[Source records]
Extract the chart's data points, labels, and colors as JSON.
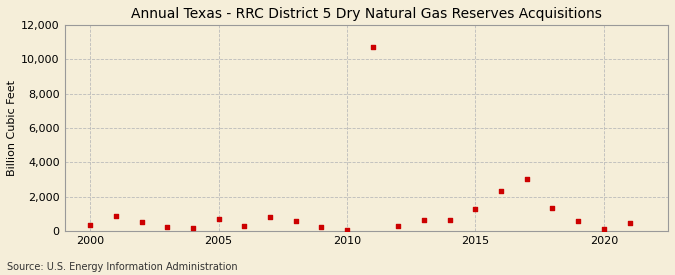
{
  "title": "Annual Texas - RRC District 5 Dry Natural Gas Reserves Acquisitions",
  "ylabel": "Billion Cubic Feet",
  "source": "Source: U.S. Energy Information Administration",
  "background_color": "#f5eed9",
  "plot_bg_color": "#f5eed9",
  "marker_color": "#cc0000",
  "years": [
    2000,
    2001,
    2002,
    2003,
    2004,
    2005,
    2006,
    2007,
    2008,
    2009,
    2010,
    2011,
    2012,
    2013,
    2014,
    2015,
    2016,
    2017,
    2018,
    2019,
    2020,
    2021
  ],
  "values": [
    350,
    900,
    550,
    250,
    200,
    700,
    300,
    850,
    600,
    250,
    50,
    10700,
    300,
    650,
    650,
    1300,
    2350,
    3050,
    1350,
    600,
    150,
    450
  ],
  "xlim": [
    1999,
    2022.5
  ],
  "ylim": [
    0,
    12000
  ],
  "yticks": [
    0,
    2000,
    4000,
    6000,
    8000,
    10000,
    12000
  ],
  "xticks": [
    2000,
    2005,
    2010,
    2015,
    2020
  ],
  "grid_color": "#bbbbbb",
  "title_fontsize": 10,
  "label_fontsize": 8,
  "tick_fontsize": 8,
  "source_fontsize": 7
}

= Aim =
Output the data above without changes, apart from leaving out the pictures.

= Problem solution =
Extract the chart's data points, labels, and colors as JSON.
{
  "title": "Annual Texas - RRC District 5 Dry Natural Gas Reserves Acquisitions",
  "ylabel": "Billion Cubic Feet",
  "source": "Source: U.S. Energy Information Administration",
  "background_color": "#f5eed9",
  "plot_bg_color": "#f5eed9",
  "marker_color": "#cc0000",
  "years": [
    2000,
    2001,
    2002,
    2003,
    2004,
    2005,
    2006,
    2007,
    2008,
    2009,
    2010,
    2011,
    2012,
    2013,
    2014,
    2015,
    2016,
    2017,
    2018,
    2019,
    2020,
    2021
  ],
  "values": [
    350,
    900,
    550,
    250,
    200,
    700,
    300,
    850,
    600,
    250,
    50,
    10700,
    300,
    650,
    650,
    1300,
    2350,
    3050,
    1350,
    600,
    150,
    450
  ],
  "xlim": [
    1999,
    2022.5
  ],
  "ylim": [
    0,
    12000
  ],
  "yticks": [
    0,
    2000,
    4000,
    6000,
    8000,
    10000,
    12000
  ],
  "xticks": [
    2000,
    2005,
    2010,
    2015,
    2020
  ],
  "grid_color": "#bbbbbb",
  "title_fontsize": 10,
  "label_fontsize": 8,
  "tick_fontsize": 8,
  "source_fontsize": 7
}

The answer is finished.